▶ _Task to complete_
Please return, word for word, everything in the entries below from the line containing "Patent image size: (1122, 995)." down to the line containing "The activator 33 is at (762, 198).", with both of those lines included.

★ ★ ★ ★

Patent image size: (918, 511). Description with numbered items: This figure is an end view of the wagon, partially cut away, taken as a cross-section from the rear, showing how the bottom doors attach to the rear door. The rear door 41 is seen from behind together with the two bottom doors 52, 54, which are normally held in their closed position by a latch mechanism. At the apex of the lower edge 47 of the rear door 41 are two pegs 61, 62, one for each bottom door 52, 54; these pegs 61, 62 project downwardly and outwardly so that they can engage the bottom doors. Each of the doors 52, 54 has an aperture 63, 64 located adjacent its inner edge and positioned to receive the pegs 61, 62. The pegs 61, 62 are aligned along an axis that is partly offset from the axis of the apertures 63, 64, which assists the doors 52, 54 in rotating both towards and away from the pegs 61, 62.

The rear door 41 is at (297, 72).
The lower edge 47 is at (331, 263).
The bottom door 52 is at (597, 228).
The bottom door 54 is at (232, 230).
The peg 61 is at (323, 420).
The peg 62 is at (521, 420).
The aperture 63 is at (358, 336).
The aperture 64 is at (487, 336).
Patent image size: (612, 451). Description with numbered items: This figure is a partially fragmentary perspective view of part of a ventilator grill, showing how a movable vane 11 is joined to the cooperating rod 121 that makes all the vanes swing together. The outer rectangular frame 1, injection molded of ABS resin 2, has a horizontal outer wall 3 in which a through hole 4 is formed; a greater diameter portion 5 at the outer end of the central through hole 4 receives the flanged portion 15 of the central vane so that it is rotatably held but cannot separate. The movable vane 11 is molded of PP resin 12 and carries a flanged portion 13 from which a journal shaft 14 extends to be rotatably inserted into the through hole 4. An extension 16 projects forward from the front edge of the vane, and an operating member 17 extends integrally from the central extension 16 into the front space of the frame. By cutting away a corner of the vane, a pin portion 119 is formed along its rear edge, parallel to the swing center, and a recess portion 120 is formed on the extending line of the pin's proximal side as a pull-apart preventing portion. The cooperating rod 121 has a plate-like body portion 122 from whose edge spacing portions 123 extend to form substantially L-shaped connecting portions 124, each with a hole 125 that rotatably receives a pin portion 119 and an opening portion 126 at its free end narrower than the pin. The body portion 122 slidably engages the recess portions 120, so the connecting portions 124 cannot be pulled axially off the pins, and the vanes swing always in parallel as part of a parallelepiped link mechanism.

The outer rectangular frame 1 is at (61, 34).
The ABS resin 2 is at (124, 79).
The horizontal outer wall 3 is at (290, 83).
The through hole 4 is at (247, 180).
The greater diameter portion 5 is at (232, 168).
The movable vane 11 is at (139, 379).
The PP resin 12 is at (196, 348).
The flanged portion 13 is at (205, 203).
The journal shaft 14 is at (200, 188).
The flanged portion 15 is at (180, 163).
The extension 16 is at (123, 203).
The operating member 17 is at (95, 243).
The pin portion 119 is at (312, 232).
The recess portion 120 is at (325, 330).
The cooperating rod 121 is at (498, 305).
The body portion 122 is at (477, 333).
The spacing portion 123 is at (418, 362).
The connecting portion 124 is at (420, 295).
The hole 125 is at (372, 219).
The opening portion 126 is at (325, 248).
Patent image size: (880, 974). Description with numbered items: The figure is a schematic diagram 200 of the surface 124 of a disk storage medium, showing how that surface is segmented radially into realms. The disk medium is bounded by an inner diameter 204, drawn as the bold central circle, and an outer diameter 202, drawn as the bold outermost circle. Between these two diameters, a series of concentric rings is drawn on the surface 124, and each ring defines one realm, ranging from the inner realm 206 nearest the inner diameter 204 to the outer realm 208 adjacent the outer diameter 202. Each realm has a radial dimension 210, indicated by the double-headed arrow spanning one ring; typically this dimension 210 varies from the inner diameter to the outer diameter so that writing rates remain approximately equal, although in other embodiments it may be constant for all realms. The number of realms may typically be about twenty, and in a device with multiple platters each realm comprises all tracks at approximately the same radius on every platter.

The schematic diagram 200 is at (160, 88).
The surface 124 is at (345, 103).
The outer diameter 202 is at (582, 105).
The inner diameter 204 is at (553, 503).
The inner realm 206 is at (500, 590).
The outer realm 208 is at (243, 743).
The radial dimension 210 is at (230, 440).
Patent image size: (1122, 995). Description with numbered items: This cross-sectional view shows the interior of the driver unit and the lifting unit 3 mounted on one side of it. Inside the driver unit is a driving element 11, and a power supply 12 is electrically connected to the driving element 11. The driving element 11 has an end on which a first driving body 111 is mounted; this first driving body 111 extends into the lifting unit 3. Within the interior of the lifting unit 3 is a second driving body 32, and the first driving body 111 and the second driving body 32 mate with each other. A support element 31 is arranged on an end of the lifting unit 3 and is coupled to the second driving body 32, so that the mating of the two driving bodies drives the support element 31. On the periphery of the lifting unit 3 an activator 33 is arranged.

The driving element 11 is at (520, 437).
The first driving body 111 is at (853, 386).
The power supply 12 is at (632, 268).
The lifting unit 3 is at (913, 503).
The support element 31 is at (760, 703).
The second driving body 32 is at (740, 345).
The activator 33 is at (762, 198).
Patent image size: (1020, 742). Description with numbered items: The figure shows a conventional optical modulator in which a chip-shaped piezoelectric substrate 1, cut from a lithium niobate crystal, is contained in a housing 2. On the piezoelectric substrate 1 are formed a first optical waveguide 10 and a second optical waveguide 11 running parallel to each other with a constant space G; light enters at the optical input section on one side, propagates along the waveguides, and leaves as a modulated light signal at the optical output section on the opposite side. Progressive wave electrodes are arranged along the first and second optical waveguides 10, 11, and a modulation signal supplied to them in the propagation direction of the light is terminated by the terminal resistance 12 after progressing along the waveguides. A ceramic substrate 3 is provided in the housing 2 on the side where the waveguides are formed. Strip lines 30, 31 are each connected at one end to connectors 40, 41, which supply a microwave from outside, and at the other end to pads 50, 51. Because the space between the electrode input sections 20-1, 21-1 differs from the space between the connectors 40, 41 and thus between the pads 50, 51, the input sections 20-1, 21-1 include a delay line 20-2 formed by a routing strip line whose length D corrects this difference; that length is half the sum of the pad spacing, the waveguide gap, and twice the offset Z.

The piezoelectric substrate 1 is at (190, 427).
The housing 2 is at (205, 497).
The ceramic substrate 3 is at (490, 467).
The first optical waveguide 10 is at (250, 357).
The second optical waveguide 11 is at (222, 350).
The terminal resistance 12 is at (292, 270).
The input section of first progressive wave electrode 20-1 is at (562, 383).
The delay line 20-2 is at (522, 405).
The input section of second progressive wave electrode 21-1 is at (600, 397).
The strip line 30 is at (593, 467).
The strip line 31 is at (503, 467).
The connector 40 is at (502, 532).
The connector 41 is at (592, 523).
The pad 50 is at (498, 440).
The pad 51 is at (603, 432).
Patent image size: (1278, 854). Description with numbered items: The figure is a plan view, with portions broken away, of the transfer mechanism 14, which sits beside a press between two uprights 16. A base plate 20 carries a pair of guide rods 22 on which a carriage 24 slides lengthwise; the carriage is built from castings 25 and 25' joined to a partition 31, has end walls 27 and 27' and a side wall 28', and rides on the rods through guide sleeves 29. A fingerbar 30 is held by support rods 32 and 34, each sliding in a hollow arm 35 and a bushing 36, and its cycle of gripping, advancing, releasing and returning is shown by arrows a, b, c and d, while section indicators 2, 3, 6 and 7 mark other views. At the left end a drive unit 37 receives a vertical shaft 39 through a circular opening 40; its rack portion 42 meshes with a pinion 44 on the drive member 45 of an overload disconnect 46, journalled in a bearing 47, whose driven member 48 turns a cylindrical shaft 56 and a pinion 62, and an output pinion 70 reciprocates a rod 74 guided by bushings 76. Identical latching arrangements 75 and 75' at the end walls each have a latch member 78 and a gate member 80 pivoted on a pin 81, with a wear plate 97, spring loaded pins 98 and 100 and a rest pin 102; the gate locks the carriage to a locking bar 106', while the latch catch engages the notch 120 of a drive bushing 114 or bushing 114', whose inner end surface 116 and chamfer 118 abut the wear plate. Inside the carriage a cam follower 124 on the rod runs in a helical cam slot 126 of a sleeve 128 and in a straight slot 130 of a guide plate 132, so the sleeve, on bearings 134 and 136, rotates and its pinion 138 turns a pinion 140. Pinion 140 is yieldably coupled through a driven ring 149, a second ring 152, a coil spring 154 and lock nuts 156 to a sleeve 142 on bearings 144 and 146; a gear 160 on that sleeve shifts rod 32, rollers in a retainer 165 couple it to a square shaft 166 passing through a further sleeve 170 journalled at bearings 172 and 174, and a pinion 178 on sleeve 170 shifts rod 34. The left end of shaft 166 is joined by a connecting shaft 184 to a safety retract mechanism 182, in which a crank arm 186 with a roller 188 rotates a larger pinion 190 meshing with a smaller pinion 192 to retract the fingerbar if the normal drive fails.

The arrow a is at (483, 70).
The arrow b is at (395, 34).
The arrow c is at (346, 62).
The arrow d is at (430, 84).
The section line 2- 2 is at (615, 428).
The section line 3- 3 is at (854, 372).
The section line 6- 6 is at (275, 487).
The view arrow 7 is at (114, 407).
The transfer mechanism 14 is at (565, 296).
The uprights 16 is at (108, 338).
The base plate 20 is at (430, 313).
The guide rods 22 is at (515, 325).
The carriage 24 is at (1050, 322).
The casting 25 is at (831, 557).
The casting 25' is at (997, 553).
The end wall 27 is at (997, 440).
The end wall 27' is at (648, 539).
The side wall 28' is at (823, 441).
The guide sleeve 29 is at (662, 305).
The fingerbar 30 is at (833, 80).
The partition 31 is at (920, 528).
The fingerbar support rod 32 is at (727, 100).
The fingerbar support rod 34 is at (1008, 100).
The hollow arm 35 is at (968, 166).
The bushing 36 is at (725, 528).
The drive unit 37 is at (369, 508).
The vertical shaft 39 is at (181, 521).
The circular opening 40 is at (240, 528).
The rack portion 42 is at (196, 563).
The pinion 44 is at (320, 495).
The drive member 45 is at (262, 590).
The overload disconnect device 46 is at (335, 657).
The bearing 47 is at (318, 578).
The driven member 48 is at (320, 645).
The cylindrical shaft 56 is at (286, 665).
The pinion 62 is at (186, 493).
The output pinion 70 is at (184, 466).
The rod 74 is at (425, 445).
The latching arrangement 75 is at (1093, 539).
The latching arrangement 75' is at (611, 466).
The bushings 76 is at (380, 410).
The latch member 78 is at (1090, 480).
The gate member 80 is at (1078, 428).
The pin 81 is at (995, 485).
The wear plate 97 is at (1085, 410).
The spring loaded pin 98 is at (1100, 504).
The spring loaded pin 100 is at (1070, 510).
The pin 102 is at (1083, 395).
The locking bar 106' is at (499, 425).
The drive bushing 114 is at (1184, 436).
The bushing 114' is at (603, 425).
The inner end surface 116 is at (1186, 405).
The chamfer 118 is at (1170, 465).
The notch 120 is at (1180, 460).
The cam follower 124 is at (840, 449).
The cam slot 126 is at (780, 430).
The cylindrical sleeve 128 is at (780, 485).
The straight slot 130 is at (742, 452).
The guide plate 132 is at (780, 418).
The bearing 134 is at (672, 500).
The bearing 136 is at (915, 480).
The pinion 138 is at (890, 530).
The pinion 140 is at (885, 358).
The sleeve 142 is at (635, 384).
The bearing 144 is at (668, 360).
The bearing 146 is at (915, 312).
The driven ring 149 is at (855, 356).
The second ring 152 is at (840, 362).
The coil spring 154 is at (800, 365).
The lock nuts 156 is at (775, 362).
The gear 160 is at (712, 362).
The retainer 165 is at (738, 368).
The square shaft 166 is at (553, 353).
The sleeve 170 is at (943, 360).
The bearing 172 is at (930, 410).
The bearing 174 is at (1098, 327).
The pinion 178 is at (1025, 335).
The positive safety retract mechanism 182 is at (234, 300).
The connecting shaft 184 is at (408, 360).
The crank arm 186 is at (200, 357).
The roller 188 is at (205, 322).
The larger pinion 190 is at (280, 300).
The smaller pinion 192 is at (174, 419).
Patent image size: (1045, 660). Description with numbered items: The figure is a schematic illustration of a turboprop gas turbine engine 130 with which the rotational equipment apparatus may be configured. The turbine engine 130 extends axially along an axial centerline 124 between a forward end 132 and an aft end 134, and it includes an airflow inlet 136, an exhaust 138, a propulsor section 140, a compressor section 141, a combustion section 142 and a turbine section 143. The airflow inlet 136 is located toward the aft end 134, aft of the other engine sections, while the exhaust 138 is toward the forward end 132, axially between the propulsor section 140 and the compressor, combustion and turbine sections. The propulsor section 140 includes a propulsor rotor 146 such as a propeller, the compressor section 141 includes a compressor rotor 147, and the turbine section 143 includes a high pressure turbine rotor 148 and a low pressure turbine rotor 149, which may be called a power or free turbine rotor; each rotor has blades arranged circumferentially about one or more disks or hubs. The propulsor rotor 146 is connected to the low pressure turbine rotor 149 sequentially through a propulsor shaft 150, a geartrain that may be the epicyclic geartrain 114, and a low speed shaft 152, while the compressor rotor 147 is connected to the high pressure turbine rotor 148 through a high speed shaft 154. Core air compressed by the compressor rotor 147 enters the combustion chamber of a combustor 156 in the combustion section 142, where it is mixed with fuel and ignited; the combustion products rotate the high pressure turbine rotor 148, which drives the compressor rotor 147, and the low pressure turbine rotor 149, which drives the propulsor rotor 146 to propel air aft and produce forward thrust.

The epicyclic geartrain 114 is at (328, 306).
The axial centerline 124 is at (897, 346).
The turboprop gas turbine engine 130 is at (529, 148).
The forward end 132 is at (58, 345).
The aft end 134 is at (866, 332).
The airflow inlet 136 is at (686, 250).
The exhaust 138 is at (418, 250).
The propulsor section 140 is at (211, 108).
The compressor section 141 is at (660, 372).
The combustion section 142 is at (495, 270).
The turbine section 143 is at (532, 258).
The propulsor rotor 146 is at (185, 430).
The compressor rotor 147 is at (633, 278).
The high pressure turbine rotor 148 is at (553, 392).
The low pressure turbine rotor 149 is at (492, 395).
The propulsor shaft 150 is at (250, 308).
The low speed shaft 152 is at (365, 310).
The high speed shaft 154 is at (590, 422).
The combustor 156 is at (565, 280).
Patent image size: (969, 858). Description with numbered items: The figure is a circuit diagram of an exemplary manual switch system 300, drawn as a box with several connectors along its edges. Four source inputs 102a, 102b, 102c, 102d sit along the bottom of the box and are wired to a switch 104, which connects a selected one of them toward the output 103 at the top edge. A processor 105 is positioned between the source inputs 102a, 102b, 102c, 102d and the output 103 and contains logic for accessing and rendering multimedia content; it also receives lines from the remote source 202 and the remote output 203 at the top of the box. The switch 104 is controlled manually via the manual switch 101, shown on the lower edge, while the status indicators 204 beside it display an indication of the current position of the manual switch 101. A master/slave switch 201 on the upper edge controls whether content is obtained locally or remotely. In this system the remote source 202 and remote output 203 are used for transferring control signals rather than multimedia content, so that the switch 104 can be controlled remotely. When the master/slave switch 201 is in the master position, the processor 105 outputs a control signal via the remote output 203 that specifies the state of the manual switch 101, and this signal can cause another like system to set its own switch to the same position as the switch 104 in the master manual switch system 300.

★ ★ ★ ★

▶ _Correct result_
Patent image size: (1122, 995). Description with numbered items: This cross-sectional view shows the interior of the driver unit and the lifting unit 3 mounted on one side of it. Inside the driver unit is a driving element 11, and a power supply 12 is electrically connected to the driving element 11. The driving element 11 has an end on which a first driving body 111 is mounted; this first driving body 111 extends into the lifting unit 3. Within the interior of the lifting unit 3 is a second driving body 32, and the first driving body 111 and the second driving body 32 mate with each other. A support element 31 is arranged on an end of the lifting unit 3 and is coupled to the second driving body 32, so that the mating of the two driving bodies drives the support element 31. On the periphery of the lifting unit 3 an activator 33 is arranged.

The driving element 11 is at (520, 437).
The first driving body 111 is at (853, 386).
The power supply 12 is at (632, 268).
The lifting unit 3 is at (913, 503).
The support element 31 is at (760, 703).
The second driving body 32 is at (740, 345).
The activator 33 is at (762, 198).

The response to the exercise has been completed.